[[ Document section open ]]
So-called gaming ecosystems are set to become even more important over the next few years. Microsoft, for example, is betting heavily on building out its player base across a range of different devices, including its Xbox consoles, Windows PCs and smartphones.
The company released its xCloud gaming service commercially in September as part of its Xbox Game Pass subscription platform. Cloud gaming lets users play a game that’s streamed to their device from a company’s remote infrastructure. Such services are typically available through paid subscriptions, similar to Netflix but for games rather than TV shows and movies.
“We think of the console as something that is always going to be part of gaming, because what it does is it effectively gives someone the flagship experience,” Sarah Bond, Microsoft’s corporate vice president of gaming ecosystem, said in an interview for “Beyond the Valley.”
“But the other thing we’ve seen — and there really has been a rise in this over the last 10 years — is people wanting to game across devices,” she added. “So the console plays that role as part of an ecosystem where people can actually game anywhere.”
Japanese rival Sony, meanwhile, is pitching the PS5 as an all-in-one system that gives players access to its exclusive games as well as its PlayStation Plus and PlayStation Now subscriptions services, which offer online gaming, some free titles and cloud gaming.
Analysts say the PS5’s predecessor, the PlayStation 4, largely beat Microsoft’s Xbox One console due to the number of exclusive games it sells. Sony’s in-house studios have produced several popular franchises, such as God of War and The Last of Us.
The ability for games to generate huge amounts of revenue over the long term is going to be really important to a lot of these platform owners.
analyst, Niko Partners
Nintendo similarly takes advantage of its vast catalog of intellectual property, with series like Animal Crossing and Super Mario selling multi-million hits on its Switch console.
The company stands out as it’s less concerned with Microsoft and Sony’s next-gen console battle, choosing instead to ride a wave of continued demand for the Switch. However, it hasn’t missed out on the rush toward subscriptions and services, using its paid Nintendo Switch Online feature to drive additional sales from software.
[[ Document section closed ]]
[[ Dataset records open ]]
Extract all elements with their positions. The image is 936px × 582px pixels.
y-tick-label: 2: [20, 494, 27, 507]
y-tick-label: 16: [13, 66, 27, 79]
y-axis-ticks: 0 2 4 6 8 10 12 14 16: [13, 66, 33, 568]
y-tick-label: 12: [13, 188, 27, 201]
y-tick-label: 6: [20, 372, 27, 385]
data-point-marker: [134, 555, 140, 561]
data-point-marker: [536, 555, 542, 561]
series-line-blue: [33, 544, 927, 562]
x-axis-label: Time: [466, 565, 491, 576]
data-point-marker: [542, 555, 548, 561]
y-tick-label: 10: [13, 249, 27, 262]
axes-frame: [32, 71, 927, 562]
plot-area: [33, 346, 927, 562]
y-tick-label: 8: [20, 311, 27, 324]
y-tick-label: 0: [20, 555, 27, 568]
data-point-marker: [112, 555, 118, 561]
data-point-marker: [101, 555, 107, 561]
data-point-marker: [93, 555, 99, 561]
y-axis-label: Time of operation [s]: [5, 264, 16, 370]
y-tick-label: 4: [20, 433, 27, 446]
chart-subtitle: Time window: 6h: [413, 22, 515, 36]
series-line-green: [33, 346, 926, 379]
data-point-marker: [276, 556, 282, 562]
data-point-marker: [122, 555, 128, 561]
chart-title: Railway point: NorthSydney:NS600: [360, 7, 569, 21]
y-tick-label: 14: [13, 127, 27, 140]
[[ Dataset records closed ]]
Set of tasks >>
- A) Rewrite the part of the article on gaming ecosystems that opens with the words containing "Analysts say the" and closes with "these platform owners.", replacing "franchises" with "series".
- B) Continue the article on gaming ecosystems from where it stops.

Solved problems >>
- A)
Analysts say the PS5’s predecessor, the PlayStation 4, largely beat Microsoft’s Xbox One console due to the number of exclusive games it sells. Sony’s in-house studios have produced several popular series, such as God of War and The Last of Us.
The ability for games to generate huge amounts of revenue over the long term is going to be really important to a lot of these platform owners.

- B)
Now, other tech giants are stepping on gaming companies’ turf. Google, Amazon and Facebook have all released their own cloud gaming services, looking to carve out a share of the $160 billion games market.
Niko Partners’ Ahmad said there are two main strategies coming out of Big Tech: On the one hand, Google and Amazon are trying to compete with the likes of Steam and Epic Games as digital game distribution platforms themselves. On the other, Facebook is using game streaming as an advertising tool.
“How that works is, you’re scrolling through your Facebook feed and you can instantly jump into and experience a game,” he said. “If you like that experience, you can click to play and play more on the device of your choice instantly. In consoles, you can do that through instant demos; download a game instantly without downloading it.”
For now, cloud gaming is mainly seeing adoption among console gamers who want to continue playing the titles they enjoy on other devices, Ahmad said. It’s going to be an opportunity for tech companies of all stripes to take advantage of the growth in mobile gaming, which now accounts for almost half of the entire market, according to Newzoo.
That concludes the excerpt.